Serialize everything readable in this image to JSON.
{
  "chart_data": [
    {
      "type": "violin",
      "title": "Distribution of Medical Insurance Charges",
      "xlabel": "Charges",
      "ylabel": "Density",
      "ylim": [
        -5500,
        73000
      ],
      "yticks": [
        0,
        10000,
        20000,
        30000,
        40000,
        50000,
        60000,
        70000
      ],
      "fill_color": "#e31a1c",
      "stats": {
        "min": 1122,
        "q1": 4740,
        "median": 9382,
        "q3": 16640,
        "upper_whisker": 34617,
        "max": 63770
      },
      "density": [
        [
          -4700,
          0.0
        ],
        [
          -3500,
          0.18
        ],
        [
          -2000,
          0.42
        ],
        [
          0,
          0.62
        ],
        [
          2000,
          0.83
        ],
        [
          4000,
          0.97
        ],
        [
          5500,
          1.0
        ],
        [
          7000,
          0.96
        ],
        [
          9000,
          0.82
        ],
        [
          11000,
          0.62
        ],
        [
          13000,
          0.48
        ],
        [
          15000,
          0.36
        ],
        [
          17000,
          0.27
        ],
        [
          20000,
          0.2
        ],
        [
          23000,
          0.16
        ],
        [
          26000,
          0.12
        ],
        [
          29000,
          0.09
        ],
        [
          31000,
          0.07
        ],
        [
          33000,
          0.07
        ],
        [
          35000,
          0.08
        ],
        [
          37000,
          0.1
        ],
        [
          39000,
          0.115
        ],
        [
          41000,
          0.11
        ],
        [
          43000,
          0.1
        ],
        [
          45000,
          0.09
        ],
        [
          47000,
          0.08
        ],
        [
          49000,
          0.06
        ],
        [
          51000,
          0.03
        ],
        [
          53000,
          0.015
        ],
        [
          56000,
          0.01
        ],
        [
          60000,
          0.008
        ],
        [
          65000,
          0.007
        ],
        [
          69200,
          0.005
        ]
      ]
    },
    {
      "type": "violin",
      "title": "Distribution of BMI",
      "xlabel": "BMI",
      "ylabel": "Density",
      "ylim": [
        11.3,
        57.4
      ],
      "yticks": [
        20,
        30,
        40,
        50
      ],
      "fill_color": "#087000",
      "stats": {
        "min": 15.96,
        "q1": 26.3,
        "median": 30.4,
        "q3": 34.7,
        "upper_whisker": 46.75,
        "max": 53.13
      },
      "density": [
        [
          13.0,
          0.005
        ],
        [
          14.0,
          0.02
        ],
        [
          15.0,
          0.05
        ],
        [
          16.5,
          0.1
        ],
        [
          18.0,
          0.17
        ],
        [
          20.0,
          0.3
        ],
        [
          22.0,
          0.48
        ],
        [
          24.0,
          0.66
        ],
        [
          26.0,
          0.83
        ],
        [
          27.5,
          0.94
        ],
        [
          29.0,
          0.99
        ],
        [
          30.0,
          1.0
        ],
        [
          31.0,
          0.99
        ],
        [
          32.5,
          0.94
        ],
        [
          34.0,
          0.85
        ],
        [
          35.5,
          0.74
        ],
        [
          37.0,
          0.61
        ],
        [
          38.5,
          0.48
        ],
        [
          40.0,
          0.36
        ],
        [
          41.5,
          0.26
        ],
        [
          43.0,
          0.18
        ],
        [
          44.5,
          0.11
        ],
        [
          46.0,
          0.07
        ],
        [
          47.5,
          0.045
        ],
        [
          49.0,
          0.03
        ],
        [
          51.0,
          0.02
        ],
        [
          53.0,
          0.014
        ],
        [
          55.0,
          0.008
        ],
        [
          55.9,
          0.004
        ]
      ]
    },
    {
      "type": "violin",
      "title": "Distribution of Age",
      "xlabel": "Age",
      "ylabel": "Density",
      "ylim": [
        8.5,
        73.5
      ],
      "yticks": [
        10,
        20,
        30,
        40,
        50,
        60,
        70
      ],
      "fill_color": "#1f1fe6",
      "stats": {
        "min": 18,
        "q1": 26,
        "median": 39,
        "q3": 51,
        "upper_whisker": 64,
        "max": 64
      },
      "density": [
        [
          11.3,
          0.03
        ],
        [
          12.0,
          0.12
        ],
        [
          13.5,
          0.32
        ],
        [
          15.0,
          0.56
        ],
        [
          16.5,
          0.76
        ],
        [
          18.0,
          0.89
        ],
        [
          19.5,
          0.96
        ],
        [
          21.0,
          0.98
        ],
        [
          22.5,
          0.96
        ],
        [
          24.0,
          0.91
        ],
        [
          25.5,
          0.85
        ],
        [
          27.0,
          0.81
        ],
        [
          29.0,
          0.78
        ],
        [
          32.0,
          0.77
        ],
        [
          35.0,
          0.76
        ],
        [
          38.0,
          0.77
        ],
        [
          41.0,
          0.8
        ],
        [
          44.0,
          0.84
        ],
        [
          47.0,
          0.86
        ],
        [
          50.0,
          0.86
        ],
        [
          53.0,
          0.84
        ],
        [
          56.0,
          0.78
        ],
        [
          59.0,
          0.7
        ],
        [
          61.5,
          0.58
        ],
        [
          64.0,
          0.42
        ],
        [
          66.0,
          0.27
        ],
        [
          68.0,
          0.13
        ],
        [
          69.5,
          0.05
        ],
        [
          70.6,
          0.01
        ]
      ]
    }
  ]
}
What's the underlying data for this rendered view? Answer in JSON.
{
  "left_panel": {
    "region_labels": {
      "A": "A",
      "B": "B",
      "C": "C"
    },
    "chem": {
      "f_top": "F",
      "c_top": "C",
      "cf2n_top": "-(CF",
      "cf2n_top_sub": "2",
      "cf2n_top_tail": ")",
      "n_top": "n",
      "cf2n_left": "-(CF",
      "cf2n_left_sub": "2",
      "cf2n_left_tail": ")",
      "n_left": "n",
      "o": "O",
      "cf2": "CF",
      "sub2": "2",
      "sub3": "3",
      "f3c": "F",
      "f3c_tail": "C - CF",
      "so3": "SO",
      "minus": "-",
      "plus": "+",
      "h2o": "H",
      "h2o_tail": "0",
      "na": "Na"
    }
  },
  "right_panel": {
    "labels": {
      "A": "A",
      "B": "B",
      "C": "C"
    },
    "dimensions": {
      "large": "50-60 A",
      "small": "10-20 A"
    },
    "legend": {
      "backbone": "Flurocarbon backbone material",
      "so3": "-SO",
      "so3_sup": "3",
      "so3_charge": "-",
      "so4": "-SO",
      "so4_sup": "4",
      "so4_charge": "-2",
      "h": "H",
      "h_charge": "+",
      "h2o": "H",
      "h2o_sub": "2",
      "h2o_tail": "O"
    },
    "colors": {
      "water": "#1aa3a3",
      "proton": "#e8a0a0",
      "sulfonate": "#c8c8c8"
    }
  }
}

WHAT YOU NEED TO DO -
Starting at the line that contains "What's the underlying", copy each line exactly through the end of the listing above. Include that first line and the last one, and add nothing.

RESPONSE -
What's the underlying data for this rendered view? Answer in JSON.
{
  "left_panel": {
    "region_labels": {
      "A": "A",
      "B": "B",
      "C": "C"
    },
    "chem": {
      "f_top": "F",
      "c_top": "C",
      "cf2n_top": "-(CF",
      "cf2n_top_sub": "2",
      "cf2n_top_tail": ")",
      "n_top": "n",
      "cf2n_left": "-(CF",
      "cf2n_left_sub": "2",
      "cf2n_left_tail": ")",
      "n_left": "n",
      "o": "O",
      "cf2": "CF",
      "sub2": "2",
      "sub3": "3",
      "f3c": "F",
      "f3c_tail": "C - CF",
      "so3": "SO",
      "minus": "-",
      "plus": "+",
      "h2o": "H",
      "h2o_tail": "0",
      "na": "Na"
    }
  },
  "right_panel": {
    "labels": {
      "A": "A",
      "B": "B",
      "C": "C"
    },
    "dimensions": {
      "large": "50-60 A",
      "small": "10-20 A"
    },
    "legend": {
      "backbone": "Flurocarbon backbone material",
      "so3": "-SO",
      "so3_sup": "3",
      "so3_charge": "-",
      "so4": "-SO",
      "so4_sup": "4",
      "so4_charge": "-2",
      "h": "H",
      "h_charge": "+",
      "h2o": "H",
      "h2o_sub": "2",
      "h2o_tail": "O"
    },
    "colors": {
      "water": "#1aa3a3",
      "proton": "#e8a0a0",
      "sulfonate": "#c8c8c8"
    }
  }
}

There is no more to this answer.